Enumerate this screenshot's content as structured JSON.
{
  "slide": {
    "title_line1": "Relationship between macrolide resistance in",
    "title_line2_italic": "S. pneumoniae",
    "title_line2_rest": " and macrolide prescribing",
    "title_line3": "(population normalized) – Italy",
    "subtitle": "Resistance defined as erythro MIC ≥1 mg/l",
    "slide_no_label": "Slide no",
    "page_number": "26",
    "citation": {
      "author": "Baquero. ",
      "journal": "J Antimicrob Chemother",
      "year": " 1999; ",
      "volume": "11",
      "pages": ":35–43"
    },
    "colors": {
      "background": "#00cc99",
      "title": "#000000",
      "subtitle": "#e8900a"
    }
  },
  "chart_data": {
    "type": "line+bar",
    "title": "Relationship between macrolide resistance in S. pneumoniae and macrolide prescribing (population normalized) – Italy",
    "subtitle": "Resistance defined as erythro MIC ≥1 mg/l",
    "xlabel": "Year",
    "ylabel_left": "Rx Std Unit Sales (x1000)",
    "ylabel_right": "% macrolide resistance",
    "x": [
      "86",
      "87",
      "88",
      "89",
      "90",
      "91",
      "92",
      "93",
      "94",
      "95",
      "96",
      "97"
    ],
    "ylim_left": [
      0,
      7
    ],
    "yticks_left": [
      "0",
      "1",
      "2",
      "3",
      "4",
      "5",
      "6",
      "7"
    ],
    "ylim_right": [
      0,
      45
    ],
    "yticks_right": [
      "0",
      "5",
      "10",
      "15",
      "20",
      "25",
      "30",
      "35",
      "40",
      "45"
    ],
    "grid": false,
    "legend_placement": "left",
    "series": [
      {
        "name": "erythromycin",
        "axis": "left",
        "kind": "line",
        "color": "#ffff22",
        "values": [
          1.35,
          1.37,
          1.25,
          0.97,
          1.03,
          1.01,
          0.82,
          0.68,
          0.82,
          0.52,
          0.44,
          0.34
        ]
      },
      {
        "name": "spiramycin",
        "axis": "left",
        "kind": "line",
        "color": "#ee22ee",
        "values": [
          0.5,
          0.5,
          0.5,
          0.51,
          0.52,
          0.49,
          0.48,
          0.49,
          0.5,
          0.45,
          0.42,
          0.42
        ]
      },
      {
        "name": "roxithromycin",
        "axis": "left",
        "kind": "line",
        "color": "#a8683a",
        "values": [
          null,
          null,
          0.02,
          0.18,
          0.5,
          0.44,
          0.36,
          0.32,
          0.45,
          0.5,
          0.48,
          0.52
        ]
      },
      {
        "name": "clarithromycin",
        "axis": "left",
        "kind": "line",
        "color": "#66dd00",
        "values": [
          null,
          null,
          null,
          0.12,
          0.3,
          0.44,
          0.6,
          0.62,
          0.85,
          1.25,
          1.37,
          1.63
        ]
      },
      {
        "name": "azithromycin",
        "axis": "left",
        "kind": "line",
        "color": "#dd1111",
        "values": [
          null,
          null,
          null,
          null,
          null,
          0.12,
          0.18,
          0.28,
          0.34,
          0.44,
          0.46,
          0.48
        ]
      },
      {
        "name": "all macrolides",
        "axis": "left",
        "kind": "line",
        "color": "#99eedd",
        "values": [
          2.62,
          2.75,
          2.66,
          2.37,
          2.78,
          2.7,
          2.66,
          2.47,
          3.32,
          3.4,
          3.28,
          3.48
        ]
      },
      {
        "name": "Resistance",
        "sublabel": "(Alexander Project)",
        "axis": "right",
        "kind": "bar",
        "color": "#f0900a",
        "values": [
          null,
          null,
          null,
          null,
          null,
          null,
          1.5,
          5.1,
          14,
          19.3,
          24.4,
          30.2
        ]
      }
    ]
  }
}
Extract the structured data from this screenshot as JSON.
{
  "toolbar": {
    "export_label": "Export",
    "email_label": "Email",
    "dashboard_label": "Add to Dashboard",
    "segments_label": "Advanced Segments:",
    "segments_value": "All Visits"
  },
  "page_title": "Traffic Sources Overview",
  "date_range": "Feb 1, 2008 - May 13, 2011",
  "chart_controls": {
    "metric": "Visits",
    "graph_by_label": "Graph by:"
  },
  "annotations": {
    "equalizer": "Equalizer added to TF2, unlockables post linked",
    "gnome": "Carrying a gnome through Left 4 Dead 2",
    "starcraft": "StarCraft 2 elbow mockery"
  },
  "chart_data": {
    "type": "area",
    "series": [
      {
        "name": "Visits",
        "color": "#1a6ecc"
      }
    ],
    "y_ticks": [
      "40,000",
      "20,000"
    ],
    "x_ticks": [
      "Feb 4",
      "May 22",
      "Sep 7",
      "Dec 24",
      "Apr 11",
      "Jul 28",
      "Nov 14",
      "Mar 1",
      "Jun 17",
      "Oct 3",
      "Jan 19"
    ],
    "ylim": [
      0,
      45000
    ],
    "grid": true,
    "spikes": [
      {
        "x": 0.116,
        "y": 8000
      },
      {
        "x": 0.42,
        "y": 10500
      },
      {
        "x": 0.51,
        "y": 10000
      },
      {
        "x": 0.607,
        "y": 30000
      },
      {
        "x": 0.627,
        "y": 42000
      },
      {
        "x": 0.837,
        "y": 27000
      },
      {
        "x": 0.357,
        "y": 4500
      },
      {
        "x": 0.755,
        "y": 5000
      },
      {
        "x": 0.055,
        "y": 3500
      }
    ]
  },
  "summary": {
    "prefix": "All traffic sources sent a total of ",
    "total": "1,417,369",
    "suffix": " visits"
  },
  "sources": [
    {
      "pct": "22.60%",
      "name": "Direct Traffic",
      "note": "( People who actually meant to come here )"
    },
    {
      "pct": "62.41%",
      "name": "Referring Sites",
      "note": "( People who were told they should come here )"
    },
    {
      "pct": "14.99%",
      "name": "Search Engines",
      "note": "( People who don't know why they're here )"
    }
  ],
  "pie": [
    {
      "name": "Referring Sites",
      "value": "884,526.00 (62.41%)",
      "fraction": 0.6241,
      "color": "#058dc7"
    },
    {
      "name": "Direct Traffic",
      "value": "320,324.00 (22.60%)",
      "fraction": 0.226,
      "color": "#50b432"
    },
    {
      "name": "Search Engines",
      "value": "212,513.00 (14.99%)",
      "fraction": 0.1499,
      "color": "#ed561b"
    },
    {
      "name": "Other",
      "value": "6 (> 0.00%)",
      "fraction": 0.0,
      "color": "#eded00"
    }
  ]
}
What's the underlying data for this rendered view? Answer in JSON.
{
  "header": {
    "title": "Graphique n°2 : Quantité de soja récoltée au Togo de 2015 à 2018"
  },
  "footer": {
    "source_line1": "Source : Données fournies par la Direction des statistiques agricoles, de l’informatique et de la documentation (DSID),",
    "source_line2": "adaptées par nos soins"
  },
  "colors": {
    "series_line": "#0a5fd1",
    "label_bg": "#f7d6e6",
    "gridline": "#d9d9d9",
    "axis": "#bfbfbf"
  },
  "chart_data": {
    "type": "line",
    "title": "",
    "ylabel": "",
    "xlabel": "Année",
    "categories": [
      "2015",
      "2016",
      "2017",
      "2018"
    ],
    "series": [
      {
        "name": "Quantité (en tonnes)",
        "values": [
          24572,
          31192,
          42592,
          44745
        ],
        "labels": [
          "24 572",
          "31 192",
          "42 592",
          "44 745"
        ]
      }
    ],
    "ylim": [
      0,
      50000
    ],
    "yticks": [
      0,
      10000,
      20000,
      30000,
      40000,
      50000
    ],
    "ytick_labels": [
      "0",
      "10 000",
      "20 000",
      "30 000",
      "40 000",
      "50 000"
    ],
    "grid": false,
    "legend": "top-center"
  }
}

----------------------------------------

▸ Problem to work on: Could you give again exactly the lines from the line containing "What's the underlying" through the final line of the data above, and no others?

▸ Final result:
What's the underlying data for this rendered view? Answer in JSON.
{
  "header": {
    "title": "Graphique n°2 : Quantité de soja récoltée au Togo de 2015 à 2018"
  },
  "footer": {
    "source_line1": "Source : Données fournies par la Direction des statistiques agricoles, de l’informatique et de la documentation (DSID),",
    "source_line2": "adaptées par nos soins"
  },
  "colors": {
    "series_line": "#0a5fd1",
    "label_bg": "#f7d6e6",
    "gridline": "#d9d9d9",
    "axis": "#bfbfbf"
  },
  "chart_data": {
    "type": "line",
    "title": "",
    "ylabel": "",
    "xlabel": "Année",
    "categories": [
      "2015",
      "2016",
      "2017",
      "2018"
    ],
    "series": [
      {
        "name": "Quantité (en tonnes)",
        "values": [
          24572,
          31192,
          42592,
          44745
        ],
        "labels": [
          "24 572",
          "31 192",
          "42 592",
          "44 745"
        ]
      }
    ],
    "ylim": [
      0,
      50000
    ],
    "yticks": [
      0,
      10000,
      20000,
      30000,
      40000,
      50000
    ],
    "ytick_labels": [
      "0",
      "10 000",
      "20 000",
      "30 000",
      "40 000",
      "50 000"
    ],
    "grid": false,
    "legend": "top-center"
  }
}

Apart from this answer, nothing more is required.